Task objective:
Locate all lines with the word "scenario" and copy them out.

Given data:
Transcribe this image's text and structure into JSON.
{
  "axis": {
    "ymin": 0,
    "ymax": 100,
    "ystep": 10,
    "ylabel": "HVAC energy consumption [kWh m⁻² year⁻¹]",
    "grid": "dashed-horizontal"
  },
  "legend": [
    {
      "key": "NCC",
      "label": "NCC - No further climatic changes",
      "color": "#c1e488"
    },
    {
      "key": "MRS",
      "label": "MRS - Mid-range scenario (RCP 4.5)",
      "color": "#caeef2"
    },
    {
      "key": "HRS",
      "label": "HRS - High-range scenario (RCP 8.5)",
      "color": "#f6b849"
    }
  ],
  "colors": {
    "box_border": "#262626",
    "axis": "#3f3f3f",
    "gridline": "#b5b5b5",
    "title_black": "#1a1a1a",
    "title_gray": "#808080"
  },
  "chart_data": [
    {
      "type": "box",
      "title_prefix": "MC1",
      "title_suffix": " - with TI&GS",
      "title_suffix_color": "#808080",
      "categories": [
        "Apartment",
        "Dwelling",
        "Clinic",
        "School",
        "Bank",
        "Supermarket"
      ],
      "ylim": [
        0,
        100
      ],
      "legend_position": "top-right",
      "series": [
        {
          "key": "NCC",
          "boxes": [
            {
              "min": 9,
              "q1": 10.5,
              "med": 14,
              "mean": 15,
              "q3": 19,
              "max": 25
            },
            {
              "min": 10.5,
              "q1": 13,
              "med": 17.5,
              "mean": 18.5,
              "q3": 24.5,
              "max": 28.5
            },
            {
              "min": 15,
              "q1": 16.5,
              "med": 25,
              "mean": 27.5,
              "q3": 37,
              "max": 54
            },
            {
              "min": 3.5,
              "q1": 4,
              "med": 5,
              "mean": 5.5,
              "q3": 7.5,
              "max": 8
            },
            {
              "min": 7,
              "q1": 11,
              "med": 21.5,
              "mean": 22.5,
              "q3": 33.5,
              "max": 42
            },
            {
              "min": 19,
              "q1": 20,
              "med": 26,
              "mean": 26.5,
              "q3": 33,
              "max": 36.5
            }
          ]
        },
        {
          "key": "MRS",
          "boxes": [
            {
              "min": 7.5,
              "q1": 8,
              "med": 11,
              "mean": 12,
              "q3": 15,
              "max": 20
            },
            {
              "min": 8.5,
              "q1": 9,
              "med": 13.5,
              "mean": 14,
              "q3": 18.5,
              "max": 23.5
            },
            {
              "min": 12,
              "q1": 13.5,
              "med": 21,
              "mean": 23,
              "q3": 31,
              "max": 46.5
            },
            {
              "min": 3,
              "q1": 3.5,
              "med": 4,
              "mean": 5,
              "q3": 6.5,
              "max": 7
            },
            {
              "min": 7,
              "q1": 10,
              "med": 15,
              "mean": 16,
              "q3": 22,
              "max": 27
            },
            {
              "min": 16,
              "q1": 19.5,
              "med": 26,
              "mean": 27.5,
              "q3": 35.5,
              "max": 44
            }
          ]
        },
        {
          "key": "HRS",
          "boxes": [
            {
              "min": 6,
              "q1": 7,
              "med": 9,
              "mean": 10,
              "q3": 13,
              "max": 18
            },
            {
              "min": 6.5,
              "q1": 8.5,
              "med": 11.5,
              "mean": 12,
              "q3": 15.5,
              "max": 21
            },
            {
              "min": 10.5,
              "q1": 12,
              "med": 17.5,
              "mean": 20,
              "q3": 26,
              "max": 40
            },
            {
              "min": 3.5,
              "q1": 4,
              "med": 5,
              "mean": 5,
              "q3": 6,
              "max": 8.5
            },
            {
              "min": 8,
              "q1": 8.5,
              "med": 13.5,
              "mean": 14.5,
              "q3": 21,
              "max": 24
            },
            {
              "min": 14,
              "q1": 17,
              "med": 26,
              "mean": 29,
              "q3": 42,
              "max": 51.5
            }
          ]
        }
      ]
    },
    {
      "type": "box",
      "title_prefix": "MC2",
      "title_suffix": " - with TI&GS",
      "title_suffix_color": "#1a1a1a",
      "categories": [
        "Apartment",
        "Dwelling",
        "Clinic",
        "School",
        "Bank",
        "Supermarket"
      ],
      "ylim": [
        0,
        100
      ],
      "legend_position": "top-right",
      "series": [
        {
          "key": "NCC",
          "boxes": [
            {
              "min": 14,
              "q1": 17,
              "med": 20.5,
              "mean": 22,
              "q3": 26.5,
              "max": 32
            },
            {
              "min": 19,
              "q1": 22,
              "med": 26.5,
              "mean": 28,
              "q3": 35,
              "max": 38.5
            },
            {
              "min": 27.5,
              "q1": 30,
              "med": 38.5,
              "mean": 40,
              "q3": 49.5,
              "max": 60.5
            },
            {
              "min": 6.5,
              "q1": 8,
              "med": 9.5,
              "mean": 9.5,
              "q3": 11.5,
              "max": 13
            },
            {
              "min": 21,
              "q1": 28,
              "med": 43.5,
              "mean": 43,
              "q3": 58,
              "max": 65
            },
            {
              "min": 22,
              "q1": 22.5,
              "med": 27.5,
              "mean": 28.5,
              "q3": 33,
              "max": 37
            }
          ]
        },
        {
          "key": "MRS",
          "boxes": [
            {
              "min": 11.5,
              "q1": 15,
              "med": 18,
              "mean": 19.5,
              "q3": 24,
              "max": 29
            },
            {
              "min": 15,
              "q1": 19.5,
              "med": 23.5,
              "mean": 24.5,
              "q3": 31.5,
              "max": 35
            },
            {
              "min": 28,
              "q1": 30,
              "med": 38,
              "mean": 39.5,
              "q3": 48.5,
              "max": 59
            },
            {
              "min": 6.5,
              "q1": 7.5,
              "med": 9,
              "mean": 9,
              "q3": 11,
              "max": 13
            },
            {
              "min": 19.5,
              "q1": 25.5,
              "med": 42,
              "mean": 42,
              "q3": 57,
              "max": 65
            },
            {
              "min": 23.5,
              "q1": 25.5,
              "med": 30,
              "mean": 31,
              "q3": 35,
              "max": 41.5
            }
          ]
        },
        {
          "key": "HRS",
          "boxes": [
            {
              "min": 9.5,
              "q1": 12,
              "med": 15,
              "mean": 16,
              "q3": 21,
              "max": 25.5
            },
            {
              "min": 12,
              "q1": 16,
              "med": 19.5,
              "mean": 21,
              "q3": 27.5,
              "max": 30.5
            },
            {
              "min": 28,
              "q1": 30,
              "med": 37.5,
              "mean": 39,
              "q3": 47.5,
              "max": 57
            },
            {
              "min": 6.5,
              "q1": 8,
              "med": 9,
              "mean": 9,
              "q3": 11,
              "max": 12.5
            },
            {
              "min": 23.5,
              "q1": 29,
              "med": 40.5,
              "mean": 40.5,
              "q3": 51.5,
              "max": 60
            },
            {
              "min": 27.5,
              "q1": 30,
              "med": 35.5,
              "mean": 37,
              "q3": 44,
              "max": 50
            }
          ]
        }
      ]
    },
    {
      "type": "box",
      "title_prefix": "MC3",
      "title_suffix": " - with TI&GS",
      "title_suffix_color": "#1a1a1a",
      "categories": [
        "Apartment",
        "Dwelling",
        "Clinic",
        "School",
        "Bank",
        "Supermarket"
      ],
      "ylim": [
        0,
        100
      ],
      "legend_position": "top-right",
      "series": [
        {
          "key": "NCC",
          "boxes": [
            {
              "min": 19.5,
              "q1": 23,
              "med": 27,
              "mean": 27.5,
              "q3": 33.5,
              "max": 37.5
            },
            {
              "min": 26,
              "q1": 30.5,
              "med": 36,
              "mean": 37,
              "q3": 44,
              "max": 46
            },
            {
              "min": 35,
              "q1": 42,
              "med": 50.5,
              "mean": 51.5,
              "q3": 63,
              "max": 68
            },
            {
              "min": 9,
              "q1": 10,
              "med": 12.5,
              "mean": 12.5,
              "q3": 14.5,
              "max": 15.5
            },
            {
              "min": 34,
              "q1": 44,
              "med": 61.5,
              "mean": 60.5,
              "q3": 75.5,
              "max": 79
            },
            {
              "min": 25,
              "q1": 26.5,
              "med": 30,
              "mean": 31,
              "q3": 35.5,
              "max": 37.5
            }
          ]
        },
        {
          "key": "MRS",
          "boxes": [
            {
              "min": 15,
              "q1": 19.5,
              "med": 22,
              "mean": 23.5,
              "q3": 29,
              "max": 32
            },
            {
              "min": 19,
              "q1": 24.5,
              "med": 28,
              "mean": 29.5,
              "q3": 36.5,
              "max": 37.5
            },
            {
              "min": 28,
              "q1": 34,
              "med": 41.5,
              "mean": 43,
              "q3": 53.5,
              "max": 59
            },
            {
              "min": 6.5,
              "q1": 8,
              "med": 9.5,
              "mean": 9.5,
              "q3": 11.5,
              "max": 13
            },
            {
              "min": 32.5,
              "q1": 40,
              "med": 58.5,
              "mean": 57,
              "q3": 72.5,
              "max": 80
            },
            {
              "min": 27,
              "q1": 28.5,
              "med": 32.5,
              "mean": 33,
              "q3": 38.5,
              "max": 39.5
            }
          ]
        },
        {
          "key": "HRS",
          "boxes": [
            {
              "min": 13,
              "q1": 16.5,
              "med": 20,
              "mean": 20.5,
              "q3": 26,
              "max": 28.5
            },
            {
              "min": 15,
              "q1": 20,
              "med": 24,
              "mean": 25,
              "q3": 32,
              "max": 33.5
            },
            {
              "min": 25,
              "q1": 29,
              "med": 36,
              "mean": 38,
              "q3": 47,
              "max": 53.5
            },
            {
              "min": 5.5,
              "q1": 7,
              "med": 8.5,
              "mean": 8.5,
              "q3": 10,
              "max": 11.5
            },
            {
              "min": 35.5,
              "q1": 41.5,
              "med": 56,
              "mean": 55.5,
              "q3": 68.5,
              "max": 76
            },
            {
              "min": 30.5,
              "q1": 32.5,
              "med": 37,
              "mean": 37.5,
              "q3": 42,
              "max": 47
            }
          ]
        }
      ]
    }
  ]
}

Task output:
      "label": "MRS - Mid-range scenario (RCP 4.5)",
      "label": "HRS - High-range scenario (RCP 8.5)",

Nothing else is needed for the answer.